[Records from a data collection]
# # # # # # #

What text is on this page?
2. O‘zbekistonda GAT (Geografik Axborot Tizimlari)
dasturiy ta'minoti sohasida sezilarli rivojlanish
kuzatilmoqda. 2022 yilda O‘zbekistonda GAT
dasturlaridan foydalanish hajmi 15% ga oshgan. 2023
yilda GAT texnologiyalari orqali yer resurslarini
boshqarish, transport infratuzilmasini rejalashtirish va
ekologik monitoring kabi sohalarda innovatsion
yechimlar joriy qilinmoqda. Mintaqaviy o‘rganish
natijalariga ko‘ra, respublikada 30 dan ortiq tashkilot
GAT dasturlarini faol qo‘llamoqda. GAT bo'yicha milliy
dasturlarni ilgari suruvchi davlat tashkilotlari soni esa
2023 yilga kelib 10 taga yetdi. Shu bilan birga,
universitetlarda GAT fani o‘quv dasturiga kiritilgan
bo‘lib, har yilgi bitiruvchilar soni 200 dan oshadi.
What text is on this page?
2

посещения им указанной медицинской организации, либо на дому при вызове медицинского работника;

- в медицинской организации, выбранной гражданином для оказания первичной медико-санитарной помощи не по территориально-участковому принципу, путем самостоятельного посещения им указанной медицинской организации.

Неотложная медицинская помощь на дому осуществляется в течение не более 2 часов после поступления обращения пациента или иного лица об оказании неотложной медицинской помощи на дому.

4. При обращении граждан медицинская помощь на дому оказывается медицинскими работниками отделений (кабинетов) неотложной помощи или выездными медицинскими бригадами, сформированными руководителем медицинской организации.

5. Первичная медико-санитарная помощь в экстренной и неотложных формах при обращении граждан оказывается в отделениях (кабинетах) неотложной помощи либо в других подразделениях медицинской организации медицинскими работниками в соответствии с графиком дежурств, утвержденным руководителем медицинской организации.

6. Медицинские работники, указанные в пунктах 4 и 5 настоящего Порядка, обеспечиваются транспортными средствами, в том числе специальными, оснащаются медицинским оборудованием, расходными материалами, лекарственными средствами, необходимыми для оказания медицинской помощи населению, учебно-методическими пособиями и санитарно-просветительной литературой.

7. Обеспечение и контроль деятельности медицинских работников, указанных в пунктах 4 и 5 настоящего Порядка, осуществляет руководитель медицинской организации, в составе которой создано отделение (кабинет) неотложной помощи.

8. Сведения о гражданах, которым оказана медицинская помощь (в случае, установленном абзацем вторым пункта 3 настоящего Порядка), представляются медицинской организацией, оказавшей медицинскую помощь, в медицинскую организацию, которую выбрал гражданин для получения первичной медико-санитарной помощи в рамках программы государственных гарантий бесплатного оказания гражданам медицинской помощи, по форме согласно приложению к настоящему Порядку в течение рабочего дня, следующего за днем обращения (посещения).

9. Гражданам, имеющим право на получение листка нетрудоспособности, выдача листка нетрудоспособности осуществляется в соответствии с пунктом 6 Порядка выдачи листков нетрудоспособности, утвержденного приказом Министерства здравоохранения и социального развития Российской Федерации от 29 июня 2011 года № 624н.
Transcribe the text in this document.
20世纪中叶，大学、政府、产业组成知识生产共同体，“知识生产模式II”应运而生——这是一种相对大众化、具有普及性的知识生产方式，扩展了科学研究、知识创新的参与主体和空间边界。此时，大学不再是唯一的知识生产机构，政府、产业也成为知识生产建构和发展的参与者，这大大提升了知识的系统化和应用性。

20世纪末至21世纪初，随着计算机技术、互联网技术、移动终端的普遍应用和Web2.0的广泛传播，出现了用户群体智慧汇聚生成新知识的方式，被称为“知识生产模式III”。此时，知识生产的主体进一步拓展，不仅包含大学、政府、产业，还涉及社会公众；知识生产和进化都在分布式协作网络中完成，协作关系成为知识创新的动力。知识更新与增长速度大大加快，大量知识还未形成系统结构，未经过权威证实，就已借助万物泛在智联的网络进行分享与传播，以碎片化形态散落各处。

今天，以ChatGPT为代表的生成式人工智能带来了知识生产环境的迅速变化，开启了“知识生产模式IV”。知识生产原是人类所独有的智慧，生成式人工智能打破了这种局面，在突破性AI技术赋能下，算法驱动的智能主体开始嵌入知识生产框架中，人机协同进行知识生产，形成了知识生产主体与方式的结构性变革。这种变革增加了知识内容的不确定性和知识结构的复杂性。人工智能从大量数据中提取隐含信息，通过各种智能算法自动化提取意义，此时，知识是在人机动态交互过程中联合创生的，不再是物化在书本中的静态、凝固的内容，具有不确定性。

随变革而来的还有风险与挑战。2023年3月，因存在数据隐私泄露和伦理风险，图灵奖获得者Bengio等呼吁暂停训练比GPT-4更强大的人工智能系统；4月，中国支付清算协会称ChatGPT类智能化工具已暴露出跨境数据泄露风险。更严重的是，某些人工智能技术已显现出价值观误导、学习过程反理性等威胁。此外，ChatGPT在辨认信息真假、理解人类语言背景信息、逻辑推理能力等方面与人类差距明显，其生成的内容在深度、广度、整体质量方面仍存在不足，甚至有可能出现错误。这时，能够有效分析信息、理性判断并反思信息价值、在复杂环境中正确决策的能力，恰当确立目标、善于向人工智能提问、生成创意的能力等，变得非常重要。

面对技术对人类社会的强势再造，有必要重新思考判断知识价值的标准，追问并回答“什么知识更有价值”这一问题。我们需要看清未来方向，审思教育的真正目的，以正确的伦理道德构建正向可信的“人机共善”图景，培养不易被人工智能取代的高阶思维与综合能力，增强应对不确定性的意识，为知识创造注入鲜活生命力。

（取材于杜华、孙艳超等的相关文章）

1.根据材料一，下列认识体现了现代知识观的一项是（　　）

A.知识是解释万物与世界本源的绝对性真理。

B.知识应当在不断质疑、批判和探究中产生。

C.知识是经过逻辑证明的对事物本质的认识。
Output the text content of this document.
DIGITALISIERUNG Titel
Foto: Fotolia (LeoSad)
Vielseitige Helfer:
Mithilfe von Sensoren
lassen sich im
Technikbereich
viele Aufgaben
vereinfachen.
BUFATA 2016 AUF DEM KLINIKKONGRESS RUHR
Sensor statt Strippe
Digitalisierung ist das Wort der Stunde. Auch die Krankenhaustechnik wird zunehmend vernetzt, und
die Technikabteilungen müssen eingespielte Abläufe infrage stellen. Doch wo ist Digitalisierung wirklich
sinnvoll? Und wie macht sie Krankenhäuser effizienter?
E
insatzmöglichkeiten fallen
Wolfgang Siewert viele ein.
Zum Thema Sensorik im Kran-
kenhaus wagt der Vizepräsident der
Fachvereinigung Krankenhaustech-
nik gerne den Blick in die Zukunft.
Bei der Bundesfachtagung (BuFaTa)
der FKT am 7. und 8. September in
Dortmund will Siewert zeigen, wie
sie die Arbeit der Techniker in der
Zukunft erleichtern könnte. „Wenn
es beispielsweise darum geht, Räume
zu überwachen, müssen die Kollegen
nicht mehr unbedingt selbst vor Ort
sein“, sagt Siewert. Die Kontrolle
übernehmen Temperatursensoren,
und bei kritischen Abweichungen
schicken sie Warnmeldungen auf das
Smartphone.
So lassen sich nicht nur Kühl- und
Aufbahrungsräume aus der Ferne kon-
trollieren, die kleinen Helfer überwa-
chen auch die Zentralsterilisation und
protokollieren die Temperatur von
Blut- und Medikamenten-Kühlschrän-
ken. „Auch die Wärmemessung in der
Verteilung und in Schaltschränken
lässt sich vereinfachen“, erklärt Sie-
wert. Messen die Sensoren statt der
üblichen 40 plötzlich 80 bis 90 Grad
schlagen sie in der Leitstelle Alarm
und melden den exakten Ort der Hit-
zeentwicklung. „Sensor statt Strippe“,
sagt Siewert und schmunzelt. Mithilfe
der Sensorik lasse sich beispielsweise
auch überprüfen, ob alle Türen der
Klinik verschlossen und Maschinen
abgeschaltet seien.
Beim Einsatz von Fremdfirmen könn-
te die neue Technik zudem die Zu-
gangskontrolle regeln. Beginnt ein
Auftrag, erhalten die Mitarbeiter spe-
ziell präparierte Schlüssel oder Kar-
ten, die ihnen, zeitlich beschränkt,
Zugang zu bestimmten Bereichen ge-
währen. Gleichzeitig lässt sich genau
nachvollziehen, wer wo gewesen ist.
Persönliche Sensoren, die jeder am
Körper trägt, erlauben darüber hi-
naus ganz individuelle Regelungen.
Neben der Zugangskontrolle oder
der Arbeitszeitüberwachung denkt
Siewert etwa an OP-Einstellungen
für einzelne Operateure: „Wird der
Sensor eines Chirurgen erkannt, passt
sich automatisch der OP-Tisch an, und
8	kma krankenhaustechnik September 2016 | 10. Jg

# # # # # # #

■ **Exercise prompt**: From the records above, pick out and copy each line holding the word "lässt".

■ **Solution to this problem**:
lässt sich vereinfachen“, erklärt Sie-
währen. Gleichzeitig lässt sich genau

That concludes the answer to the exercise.